Recorded data
···

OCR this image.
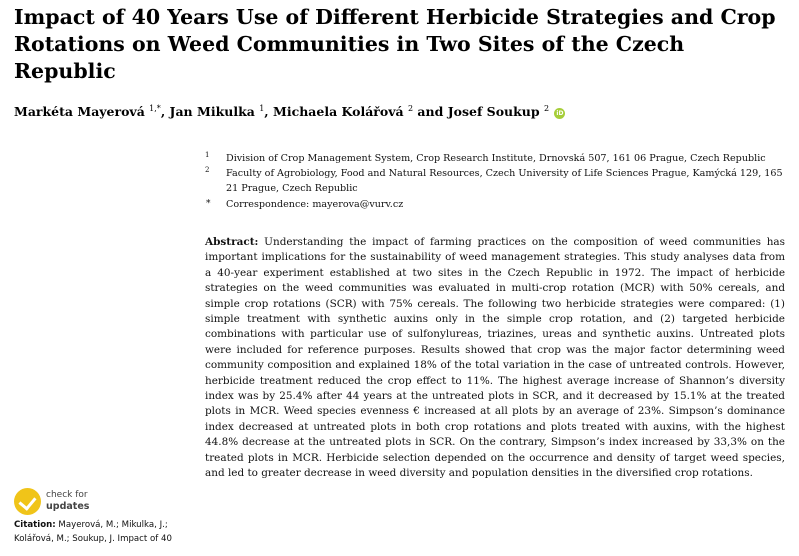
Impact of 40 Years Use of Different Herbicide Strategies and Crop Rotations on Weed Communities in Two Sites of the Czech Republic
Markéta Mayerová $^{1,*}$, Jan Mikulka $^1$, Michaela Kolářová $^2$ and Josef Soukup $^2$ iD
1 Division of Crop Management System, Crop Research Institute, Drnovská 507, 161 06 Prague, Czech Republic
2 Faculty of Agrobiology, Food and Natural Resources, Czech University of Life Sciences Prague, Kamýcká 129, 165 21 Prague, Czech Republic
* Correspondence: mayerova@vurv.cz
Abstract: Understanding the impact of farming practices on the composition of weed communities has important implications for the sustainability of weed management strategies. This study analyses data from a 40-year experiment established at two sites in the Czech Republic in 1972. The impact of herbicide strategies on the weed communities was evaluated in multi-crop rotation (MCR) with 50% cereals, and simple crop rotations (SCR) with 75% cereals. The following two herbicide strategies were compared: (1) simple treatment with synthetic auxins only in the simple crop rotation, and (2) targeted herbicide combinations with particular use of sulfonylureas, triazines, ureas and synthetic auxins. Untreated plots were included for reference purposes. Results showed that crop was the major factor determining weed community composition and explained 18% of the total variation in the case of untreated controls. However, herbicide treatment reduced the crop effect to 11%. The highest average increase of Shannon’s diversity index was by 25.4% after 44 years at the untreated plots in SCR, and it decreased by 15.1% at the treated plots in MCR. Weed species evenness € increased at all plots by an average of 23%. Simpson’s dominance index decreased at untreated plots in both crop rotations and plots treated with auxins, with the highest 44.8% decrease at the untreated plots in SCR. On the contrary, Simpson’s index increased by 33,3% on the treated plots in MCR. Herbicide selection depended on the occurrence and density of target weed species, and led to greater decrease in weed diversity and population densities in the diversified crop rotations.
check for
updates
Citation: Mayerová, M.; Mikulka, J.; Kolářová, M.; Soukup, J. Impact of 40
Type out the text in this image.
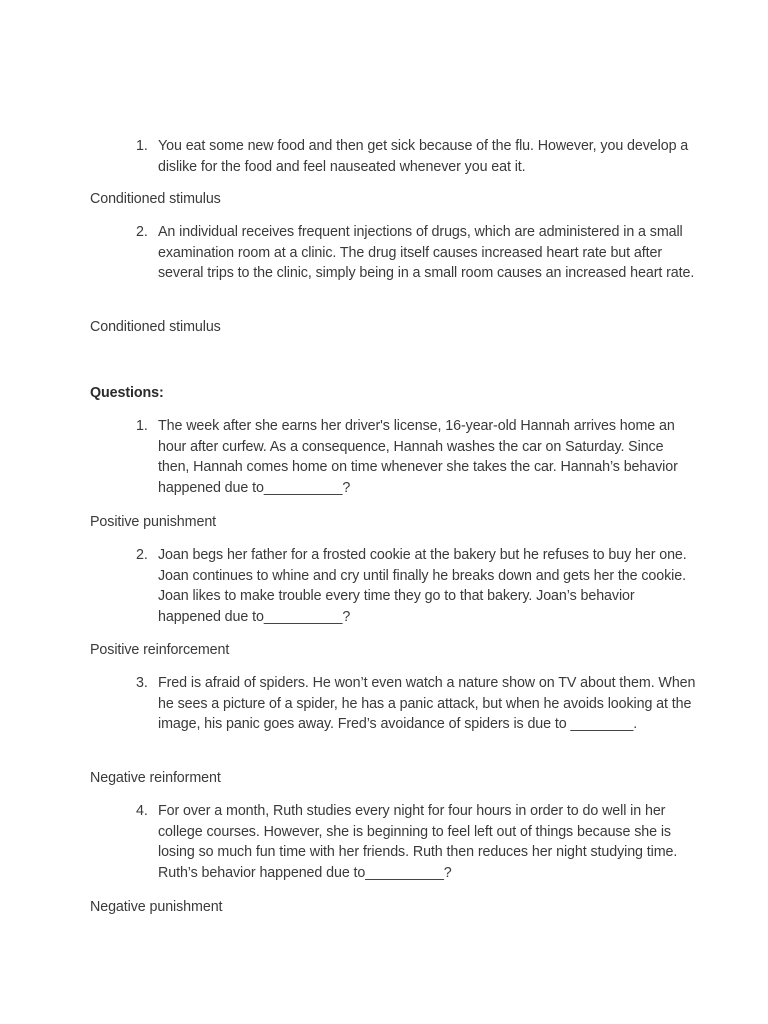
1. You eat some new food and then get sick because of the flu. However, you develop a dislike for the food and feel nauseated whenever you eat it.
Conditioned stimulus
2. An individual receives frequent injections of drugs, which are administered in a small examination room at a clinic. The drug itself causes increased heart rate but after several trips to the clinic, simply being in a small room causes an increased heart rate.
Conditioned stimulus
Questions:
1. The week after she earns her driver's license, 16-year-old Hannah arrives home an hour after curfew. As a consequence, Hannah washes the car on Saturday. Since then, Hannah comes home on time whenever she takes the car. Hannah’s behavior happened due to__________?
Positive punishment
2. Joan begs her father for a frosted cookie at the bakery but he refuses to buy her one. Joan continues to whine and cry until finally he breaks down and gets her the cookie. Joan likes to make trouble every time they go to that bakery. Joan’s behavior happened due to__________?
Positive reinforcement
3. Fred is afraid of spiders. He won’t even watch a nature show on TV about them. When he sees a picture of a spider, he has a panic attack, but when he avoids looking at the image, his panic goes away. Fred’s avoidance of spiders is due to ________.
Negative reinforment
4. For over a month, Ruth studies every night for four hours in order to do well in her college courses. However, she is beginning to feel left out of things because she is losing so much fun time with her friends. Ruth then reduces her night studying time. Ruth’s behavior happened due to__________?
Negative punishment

···

### Task brief
Set the listing down in full and exactly. Pictures within it should not appear in the copy.

### Result of the task
OCR this image.
Impact of 40 Years Use of Different Herbicide Strategies and Crop Rotations on Weed Communities in Two Sites of the Czech Republic
Markéta Mayerová $^{1,*}$, Jan Mikulka $^1$, Michaela Kolářová $^2$ and Josef Soukup $^2$ iD
1 Division of Crop Management System, Crop Research Institute, Drnovská 507, 161 06 Prague, Czech Republic
2 Faculty of Agrobiology, Food and Natural Resources, Czech University of Life Sciences Prague, Kamýcká 129, 165 21 Prague, Czech Republic
* Correspondence: mayerova@vurv.cz
Abstract: Understanding the impact of farming practices on the composition of weed communities has important implications for the sustainability of weed management strategies. This study analyses data from a 40-year experiment established at two sites in the Czech Republic in 1972. The impact of herbicide strategies on the weed communities was evaluated in multi-crop rotation (MCR) with 50% cereals, and simple crop rotations (SCR) with 75% cereals. The following two herbicide strategies were compared: (1) simple treatment with synthetic auxins only in the simple crop rotation, and (2) targeted herbicide combinations with particular use of sulfonylureas, triazines, ureas and synthetic auxins. Untreated plots were included for reference purposes. Results showed that crop was the major factor determining weed community composition and explained 18% of the total variation in the case of untreated controls. However, herbicide treatment reduced the crop effect to 11%. The highest average increase of Shannon’s diversity index was by 25.4% after 44 years at the untreated plots in SCR, and it decreased by 15.1% at the treated plots in MCR. Weed species evenness € increased at all plots by an average of 23%. Simpson’s dominance index decreased at untreated plots in both crop rotations and plots treated with auxins, with the highest 44.8% decrease at the untreated plots in SCR. On the contrary, Simpson’s index increased by 33,3% on the treated plots in MCR. Herbicide selection depended on the occurrence and density of target weed species, and led to greater decrease in weed diversity and population densities in the diversified crop rotations.
check for
updates
Citation: Mayerová, M.; Mikulka, J.; Kolářová, M.; Soukup, J. Impact of 40
Type out the text in this image.
1. You eat some new food and then get sick because of the flu. However, you develop a dislike for the food and feel nauseated whenever you eat it.
Conditioned stimulus
2. An individual receives frequent injections of drugs, which are administered in a small examination room at a clinic. The drug itself causes increased heart rate but after several trips to the clinic, simply being in a small room causes an increased heart rate.
Conditioned stimulus
Questions:
1. The week after she earns her driver's license, 16-year-old Hannah arrives home an hour after curfew. As a consequence, Hannah washes the car on Saturday. Since then, Hannah comes home on time whenever she takes the car. Hannah’s behavior happened due to__________?
Positive punishment
2. Joan begs her father for a frosted cookie at the bakery but he refuses to buy her one. Joan continues to whine and cry until finally he breaks down and gets her the cookie. Joan likes to make trouble every time they go to that bakery. Joan’s behavior happened due to__________?
Positive reinforcement
3. Fred is afraid of spiders. He won’t even watch a nature show on TV about them. When he sees a picture of a spider, he has a panic attack, but when he avoids looking at the image, his panic goes away. Fred’s avoidance of spiders is due to ________.
Negative reinforment
4. For over a month, Ruth studies every night for four hours in order to do well in her college courses. However, she is beginning to feel left out of things because she is losing so much fun time with her friends. Ruth then reduces her night studying time. Ruth’s behavior happened due to__________?
Negative punishment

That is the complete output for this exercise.